Brief
Among the records that follow, count the lines with the string "were"; report only that count.

---+---

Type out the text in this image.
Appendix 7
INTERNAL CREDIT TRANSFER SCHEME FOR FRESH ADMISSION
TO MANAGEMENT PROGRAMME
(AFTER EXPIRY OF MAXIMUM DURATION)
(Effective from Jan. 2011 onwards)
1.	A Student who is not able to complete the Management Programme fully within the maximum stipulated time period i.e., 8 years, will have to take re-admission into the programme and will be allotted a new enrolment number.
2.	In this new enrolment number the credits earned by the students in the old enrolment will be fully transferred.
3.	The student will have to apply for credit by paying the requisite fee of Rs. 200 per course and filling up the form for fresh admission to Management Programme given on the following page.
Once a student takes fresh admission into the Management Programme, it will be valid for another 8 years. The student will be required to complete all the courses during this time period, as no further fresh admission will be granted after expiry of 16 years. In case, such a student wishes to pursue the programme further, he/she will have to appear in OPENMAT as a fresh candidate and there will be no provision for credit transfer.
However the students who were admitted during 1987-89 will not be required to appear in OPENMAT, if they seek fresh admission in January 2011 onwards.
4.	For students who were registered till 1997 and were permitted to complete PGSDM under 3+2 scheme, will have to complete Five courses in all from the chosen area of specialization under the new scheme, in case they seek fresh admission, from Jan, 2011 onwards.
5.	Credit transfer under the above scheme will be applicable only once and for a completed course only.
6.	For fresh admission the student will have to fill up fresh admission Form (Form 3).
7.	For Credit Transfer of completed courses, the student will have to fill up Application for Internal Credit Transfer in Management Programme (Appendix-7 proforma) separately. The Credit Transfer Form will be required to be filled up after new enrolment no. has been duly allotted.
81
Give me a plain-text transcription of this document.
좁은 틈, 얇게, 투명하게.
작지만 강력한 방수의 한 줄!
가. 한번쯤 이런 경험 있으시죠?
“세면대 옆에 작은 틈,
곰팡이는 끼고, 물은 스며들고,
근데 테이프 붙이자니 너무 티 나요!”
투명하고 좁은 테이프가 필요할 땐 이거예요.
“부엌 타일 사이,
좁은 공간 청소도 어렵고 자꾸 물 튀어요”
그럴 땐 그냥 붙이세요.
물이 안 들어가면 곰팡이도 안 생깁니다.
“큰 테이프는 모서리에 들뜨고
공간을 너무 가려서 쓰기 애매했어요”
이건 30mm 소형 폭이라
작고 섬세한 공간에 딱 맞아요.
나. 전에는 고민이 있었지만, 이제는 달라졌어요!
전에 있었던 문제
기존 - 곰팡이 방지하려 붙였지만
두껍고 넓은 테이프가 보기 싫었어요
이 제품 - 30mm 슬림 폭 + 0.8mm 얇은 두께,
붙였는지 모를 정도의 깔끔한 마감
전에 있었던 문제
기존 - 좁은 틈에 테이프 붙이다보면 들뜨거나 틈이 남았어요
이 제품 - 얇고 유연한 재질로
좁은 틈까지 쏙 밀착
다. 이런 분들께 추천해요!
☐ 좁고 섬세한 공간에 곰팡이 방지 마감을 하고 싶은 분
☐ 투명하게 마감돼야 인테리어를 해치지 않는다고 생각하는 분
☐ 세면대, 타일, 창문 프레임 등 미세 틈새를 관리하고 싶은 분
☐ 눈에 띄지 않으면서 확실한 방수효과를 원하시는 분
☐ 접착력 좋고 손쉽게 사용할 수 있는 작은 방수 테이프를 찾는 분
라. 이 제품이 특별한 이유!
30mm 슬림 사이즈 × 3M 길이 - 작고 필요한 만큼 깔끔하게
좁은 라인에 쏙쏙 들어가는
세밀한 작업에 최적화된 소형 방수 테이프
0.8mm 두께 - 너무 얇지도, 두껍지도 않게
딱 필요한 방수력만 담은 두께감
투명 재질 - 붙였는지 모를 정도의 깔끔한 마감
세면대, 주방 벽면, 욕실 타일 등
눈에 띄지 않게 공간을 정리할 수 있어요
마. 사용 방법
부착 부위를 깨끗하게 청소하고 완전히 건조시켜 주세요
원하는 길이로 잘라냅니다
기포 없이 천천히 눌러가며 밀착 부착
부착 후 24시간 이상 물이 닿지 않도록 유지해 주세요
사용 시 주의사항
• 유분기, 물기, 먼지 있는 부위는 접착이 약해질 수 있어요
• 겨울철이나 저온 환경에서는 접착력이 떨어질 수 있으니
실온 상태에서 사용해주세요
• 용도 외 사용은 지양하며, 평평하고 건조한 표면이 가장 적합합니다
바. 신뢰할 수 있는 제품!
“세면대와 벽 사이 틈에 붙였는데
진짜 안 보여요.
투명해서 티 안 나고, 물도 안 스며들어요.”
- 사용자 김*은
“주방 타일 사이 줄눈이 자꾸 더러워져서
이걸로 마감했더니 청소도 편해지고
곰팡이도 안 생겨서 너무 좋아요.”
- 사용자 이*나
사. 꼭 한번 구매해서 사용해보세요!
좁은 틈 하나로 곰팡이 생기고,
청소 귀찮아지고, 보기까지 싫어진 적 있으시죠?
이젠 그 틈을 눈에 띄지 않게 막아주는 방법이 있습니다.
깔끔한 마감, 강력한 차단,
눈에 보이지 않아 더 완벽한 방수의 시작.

---+---

Expected output
2